# THE PROBLEM
With the pictures omitted, write out the entries that follow exactly as they stand.

[Dataset items]
________________________________________

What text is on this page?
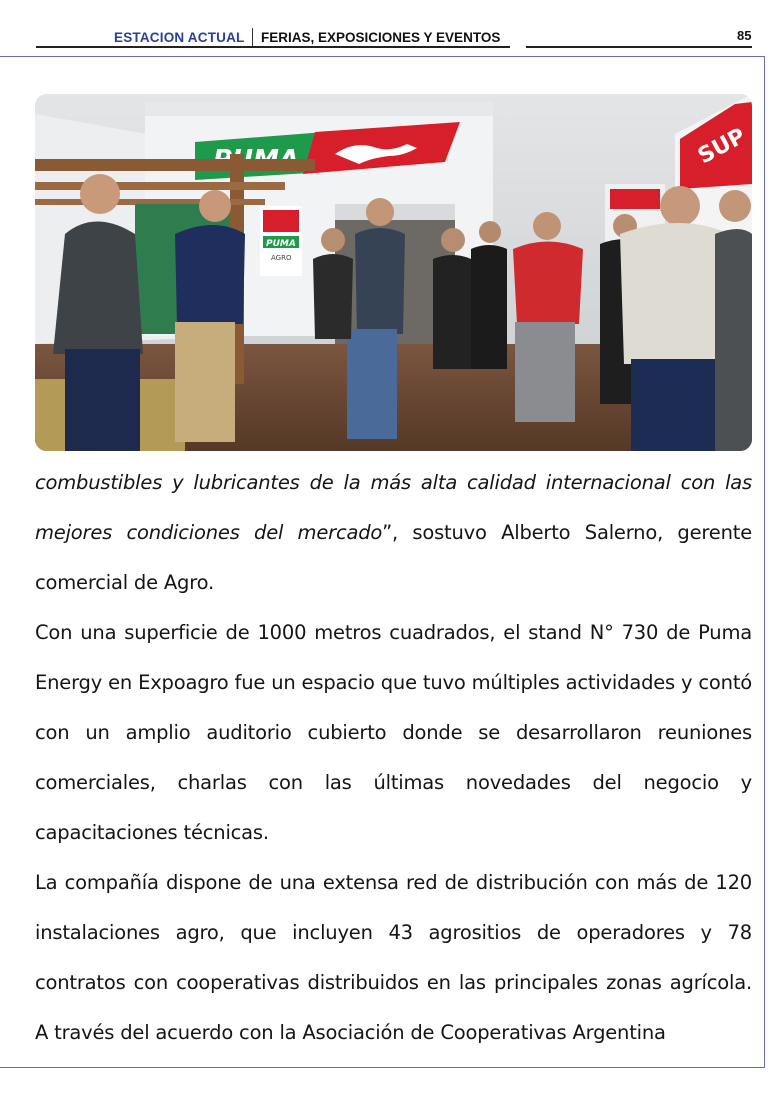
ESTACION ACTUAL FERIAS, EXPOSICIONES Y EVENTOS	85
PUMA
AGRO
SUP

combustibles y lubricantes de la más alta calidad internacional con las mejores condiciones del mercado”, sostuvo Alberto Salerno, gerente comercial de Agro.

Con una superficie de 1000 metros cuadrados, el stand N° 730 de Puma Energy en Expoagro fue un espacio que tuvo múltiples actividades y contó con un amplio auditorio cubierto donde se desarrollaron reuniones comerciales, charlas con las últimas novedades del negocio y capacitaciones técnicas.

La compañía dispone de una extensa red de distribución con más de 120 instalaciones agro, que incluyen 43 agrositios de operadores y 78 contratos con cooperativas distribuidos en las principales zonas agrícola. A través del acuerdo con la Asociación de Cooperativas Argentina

________________________________________

# WRITTEN RESPONSE
What text is on this page?
ESTACION ACTUAL FERIAS, EXPOSICIONES Y EVENTOS	85
PUMA
AGRO
SUP

combustibles y lubricantes de la más alta calidad internacional con las mejores condiciones del mercado”, sostuvo Alberto Salerno, gerente comercial de Agro.

Con una superficie de 1000 metros cuadrados, el stand N° 730 de Puma Energy en Expoagro fue un espacio que tuvo múltiples actividades y contó con un amplio auditorio cubierto donde se desarrollaron reuniones comerciales, charlas con las últimas novedades del negocio y capacitaciones técnicas.

La compañía dispone de una extensa red de distribución con más de 120 instalaciones agro, que incluyen 43 agrositios de operadores y 78 contratos con cooperativas distribuidos en las principales zonas agrícola. A través del acuerdo con la Asociación de Cooperativas Argentina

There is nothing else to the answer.